* Passage shown:
This was a powerful essay.
The Ostrich philosophy of the treatment of gender dysphoria still seems to predominate. The sufferer is told that nothing is wrong. “It’s all in your head.” Funny, that that is what they say, when in fact the MTF brain has female brain structures, but they are not speaking at that level of insight. Instead the person gets voodoo treatment that verges on quackery — confine a kid to one room in the house where she can play with her dolls and put on a dress. One room? I should have been so lucky! Or, encourage the “boy” to do sports. So she grows up to be a female jock — helps when dating lesbians, but she would gladly have traded that for a chance to socialize girl to girl with her cis brethren.
And MTF girls are, as one therapist suggested to me, “raised to be lesbians.” Butch ones, and I know that annoys many a TERFs, but it is the result of the social experiment many parents have bought into — raise them as boys and they’ll become boys. Sigh! Didn’t the disaster with Money’s twins show exactly the opposite? I guess it’s one of those half full half empty deals which leads to opposite conclusions from the same data.
The kid gets programmed early on that feminine behavior will be punished. Is it any wonder there are websites where men are punished and made to wear women’s clothing and so forth? Is the sleeve being turned inside out? Masculinity is learned through forced masculinization so in the privacy of their bedrooms do some look to be forced into femininity? Yet, that might be one of the outcomes of ignoring that the dysphoria.
I was not going to find my truth in that closet, but easier said than done. Parents and family are good at maneuvering a child and young adult into paths they would not otherwise have chosen. One therapist suggested to me that so many people get divorced in their 30s and change careers in their 30s is because in their 20s they grew up to be who the authority figures in their lives wanted them to be, and in their 30s become the people who they really are. Plus, I am sure (I never had children) they love their children and have relationships with a spouse that is hard to give up. And of course there is guilt, too.

(Dataset items)
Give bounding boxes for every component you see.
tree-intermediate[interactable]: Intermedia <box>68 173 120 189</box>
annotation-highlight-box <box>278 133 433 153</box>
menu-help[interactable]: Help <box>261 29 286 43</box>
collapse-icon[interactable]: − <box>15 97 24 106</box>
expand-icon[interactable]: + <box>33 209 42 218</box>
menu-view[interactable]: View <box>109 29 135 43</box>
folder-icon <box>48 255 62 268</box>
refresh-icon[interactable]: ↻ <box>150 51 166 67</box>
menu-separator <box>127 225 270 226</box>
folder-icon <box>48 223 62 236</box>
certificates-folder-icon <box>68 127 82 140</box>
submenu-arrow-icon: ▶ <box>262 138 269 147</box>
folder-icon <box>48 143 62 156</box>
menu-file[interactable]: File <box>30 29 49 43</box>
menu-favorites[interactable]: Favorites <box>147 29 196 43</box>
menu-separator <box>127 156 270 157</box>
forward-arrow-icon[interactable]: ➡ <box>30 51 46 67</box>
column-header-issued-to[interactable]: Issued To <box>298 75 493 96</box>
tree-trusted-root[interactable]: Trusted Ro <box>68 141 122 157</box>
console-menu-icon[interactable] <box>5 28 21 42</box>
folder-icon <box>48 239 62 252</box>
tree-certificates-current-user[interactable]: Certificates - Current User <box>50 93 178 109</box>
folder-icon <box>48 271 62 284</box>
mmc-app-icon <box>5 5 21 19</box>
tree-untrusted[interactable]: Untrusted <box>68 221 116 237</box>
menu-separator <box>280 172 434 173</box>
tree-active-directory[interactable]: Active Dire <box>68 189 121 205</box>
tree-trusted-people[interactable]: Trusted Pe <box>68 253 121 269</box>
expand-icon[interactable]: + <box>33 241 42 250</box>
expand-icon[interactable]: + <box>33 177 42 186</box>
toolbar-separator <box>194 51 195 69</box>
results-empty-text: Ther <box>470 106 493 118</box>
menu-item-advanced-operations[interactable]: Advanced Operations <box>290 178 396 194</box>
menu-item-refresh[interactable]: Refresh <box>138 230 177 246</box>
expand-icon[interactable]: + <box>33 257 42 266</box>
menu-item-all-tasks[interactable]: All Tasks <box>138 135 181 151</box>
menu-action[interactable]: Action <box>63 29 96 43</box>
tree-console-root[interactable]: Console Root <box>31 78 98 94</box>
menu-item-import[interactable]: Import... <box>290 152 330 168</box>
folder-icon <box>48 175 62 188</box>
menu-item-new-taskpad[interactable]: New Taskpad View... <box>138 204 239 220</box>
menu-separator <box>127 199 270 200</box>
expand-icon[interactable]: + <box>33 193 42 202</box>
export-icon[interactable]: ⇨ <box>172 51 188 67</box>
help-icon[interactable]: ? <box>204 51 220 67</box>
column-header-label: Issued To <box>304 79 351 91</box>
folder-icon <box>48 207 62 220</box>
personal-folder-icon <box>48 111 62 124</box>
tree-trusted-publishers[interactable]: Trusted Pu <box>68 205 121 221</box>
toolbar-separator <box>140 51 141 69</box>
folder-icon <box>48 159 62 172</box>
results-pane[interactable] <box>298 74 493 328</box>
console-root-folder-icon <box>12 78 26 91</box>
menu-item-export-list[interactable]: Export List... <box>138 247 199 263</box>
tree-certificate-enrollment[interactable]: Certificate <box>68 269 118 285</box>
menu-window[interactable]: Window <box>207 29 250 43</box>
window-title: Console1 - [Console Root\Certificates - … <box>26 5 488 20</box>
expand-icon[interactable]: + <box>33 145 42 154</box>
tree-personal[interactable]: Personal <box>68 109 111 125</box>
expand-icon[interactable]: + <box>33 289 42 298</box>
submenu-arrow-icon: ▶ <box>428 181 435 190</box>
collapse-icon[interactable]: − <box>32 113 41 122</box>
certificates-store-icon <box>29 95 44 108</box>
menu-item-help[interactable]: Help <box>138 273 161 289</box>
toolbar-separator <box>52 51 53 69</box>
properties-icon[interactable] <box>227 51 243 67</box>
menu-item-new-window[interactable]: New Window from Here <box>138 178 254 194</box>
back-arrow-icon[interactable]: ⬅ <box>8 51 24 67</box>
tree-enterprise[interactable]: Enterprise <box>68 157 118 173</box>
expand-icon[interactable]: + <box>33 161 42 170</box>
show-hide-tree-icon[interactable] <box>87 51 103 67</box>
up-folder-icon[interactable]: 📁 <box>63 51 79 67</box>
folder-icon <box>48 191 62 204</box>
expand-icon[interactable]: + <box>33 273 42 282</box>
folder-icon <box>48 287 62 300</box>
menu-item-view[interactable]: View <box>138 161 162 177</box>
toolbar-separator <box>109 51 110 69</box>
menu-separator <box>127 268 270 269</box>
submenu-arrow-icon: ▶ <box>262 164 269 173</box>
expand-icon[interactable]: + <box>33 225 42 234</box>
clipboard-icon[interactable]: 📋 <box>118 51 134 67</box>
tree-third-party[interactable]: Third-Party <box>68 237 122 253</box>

* Check your understanding:
A. Echo the gender dysphoria passage word for word, everything from "And MTF girls" down to "that the dysphoria.".
B. In the gender dysphoria passage, what reason did a therapist give the writer for why so many people divorce and change careers in their 30s?
C. Go on with the gender dysphoria passage, picking up after its final sentence.

* Response list:
A.
And MTF girls are, as one therapist suggested to me, “raised to be lesbians.” Butch ones, and I know that annoys many a TERFs, but it is the result of the social experiment many parents have bought into — raise them as boys and they’ll become boys. Sigh! Didn’t the disaster with Money’s twins show exactly the opposite? I guess it’s one of those half full half empty deals which leads to opposite conclusions from the same data.
The kid gets programmed early on that feminine behavior will be punished. Is it any wonder there are websites where men are punished and made to wear women’s clothing and so forth? Is the sleeve being turned inside out? Masculinity is learned through forced masculinization so in the privacy of their bedrooms do some look to be forced into femininity? Yet, that might be one of the outcomes of ignoring that the dysphoria.

B. In their 20s they grew up to be who the authority figures in their lives wanted them to be, and in their 30s they become who they really are.

C.
Yes, I wish I had had blockers when I was young, but the reality is that NO ONE had them. Be glad some children never have to go through the horror of the wrong puberty. As survivors we need to speak out so that some families that are hesitating in getting their gender variant child medical help not let fear govern their decision. If a child had a growth that prevented them from interacting socially — like a terrible facial disfigurement — no one would say, “she’ll likely grow out of it.” That is magical thinking.
Time is not on our side, even if Jagger sings otherwise. Every day we delay is a day lost. As a middle school kid I realized that life can’t be put into a “savings account” and draw x-percent interest compounded daily.
But it is frightening to do it, make no mistake. Remember the film “A River Runs Through It” and the part where the two Maclean brothers and some buddies, all drunk, decide they are going to go over the falls in a “borrowed” boat. They are all confident and jolly until they approach and the roar of the falls is deafening. “Whoa!” Everyone suddenly sobers up. “What were we thinking!”
It takes courage to put that dress (or whatever) on and walk out into broad daylight, speaking with a different voice, and seeing how people react. There are setbacks. There are days of clocking and wrong pronouns. There is derision. there is a loss of family and so-called friends. The roar is deafening.
And you’ve never in all your life been so alone.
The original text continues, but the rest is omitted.